ENTRIES SHOWN:

* * *

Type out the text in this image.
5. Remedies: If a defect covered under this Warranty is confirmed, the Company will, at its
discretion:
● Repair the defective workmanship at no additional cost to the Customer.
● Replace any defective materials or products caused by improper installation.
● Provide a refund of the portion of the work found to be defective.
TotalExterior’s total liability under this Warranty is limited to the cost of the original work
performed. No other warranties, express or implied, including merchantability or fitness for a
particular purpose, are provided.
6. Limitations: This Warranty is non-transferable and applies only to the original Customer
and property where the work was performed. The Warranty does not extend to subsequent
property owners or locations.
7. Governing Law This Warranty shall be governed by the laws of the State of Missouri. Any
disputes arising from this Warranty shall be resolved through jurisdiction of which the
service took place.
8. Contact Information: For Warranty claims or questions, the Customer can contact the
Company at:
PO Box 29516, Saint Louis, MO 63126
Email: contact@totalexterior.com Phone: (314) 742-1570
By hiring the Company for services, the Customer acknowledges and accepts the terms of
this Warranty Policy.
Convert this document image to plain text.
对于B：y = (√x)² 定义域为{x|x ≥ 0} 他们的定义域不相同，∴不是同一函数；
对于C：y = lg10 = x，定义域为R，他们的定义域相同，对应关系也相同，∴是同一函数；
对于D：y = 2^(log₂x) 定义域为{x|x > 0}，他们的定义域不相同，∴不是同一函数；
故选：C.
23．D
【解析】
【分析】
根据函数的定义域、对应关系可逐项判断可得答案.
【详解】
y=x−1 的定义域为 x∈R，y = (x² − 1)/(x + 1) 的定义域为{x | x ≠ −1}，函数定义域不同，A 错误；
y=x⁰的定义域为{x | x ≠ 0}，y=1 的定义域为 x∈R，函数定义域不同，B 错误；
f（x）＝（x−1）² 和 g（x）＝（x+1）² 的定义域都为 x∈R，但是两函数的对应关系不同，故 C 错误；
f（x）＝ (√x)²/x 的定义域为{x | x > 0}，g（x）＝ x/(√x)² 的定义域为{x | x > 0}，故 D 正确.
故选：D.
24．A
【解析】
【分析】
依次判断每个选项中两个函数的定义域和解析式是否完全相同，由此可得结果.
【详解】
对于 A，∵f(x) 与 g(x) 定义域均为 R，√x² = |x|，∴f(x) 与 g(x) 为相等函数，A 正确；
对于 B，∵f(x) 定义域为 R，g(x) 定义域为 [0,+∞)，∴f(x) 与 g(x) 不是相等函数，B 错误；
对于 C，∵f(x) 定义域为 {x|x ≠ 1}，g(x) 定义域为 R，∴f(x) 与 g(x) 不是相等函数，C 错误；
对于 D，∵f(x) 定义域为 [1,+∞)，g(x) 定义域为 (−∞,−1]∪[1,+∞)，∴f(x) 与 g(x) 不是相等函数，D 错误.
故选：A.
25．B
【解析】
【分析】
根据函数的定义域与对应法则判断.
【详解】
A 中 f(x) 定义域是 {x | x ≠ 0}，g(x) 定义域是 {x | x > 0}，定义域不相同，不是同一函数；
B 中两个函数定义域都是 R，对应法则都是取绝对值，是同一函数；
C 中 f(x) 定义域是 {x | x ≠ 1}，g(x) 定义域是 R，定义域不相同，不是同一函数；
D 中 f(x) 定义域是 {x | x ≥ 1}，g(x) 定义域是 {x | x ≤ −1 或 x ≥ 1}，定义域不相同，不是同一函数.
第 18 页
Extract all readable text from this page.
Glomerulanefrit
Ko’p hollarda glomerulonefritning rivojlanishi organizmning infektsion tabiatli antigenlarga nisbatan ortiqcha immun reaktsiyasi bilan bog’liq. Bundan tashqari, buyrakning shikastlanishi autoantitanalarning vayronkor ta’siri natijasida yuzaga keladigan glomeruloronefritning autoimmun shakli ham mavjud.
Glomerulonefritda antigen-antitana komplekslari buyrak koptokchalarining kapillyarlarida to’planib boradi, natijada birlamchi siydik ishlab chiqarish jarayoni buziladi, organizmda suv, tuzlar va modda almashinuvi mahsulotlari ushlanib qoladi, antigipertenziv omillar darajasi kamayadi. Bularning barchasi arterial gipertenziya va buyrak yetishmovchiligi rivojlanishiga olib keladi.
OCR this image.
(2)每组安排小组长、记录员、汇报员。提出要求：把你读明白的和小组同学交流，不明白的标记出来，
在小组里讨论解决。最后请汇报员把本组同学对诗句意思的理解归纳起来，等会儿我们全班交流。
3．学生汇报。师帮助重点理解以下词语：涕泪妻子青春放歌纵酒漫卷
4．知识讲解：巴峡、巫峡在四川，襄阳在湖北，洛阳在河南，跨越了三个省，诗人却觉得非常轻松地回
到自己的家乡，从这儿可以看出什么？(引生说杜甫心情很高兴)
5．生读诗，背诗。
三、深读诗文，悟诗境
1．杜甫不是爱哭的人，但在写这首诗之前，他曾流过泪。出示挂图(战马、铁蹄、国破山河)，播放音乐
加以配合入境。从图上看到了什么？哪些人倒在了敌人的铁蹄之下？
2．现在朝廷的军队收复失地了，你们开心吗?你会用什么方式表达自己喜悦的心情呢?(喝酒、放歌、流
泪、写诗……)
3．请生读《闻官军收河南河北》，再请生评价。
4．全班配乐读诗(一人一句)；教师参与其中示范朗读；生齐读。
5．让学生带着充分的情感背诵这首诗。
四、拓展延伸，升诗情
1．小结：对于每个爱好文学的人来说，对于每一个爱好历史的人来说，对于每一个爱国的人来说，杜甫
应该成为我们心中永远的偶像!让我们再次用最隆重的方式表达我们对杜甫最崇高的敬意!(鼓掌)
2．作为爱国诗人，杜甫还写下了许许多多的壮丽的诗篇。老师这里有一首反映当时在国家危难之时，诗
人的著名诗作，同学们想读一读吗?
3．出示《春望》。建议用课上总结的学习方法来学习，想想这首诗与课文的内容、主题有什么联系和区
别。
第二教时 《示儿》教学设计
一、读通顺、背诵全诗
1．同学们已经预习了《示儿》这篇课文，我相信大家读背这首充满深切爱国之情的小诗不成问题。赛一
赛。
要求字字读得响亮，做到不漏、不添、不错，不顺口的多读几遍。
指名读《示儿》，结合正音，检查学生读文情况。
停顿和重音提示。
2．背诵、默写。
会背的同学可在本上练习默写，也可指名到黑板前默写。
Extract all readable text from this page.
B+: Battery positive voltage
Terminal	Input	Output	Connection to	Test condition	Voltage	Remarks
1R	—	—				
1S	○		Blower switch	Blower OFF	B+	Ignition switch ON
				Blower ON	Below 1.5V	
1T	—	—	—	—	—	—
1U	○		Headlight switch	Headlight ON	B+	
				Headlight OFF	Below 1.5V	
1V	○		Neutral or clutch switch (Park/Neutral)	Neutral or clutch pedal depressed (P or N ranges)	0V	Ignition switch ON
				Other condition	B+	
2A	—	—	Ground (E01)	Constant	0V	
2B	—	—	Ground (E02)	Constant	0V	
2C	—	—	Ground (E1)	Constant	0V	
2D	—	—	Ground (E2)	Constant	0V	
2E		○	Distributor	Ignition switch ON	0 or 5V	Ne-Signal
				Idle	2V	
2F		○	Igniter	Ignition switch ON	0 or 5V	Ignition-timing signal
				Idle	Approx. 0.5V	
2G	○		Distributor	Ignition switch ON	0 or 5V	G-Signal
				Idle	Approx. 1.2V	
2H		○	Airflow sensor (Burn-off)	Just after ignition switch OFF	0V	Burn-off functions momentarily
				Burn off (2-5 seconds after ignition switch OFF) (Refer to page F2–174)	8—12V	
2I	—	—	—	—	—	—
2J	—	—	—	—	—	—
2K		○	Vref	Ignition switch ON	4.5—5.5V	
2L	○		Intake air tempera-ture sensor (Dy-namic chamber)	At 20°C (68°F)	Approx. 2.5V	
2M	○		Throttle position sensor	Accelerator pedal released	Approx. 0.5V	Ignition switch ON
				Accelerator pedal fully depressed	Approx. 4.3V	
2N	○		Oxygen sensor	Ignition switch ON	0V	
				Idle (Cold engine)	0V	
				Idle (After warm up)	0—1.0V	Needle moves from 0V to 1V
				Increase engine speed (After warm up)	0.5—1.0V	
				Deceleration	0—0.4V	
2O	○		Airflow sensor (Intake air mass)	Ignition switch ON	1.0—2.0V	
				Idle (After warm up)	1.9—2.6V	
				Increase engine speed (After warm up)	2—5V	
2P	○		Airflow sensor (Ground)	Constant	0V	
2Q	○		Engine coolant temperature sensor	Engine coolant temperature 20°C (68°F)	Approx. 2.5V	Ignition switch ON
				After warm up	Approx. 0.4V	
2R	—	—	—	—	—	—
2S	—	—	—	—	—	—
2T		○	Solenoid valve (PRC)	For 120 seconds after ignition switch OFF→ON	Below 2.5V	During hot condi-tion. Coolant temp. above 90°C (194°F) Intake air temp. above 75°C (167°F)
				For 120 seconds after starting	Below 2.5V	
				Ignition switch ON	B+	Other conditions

* * *

WORK INSTRUCTIONS:
Check each line of the entries above for the word "函数定义域不同". List the ones that have it.

ANSWER FOR THE TASK:
y=x−1 的定义域为 x∈R，y = (x² − 1)/(x + 1) 的定义域为{x | x ≠ −1}，函数定义域不同，A 错误；
y=x⁰的定义域为{x | x ≠ 0}，y=1 的定义域为 x∈R，函数定义域不同，B 错误；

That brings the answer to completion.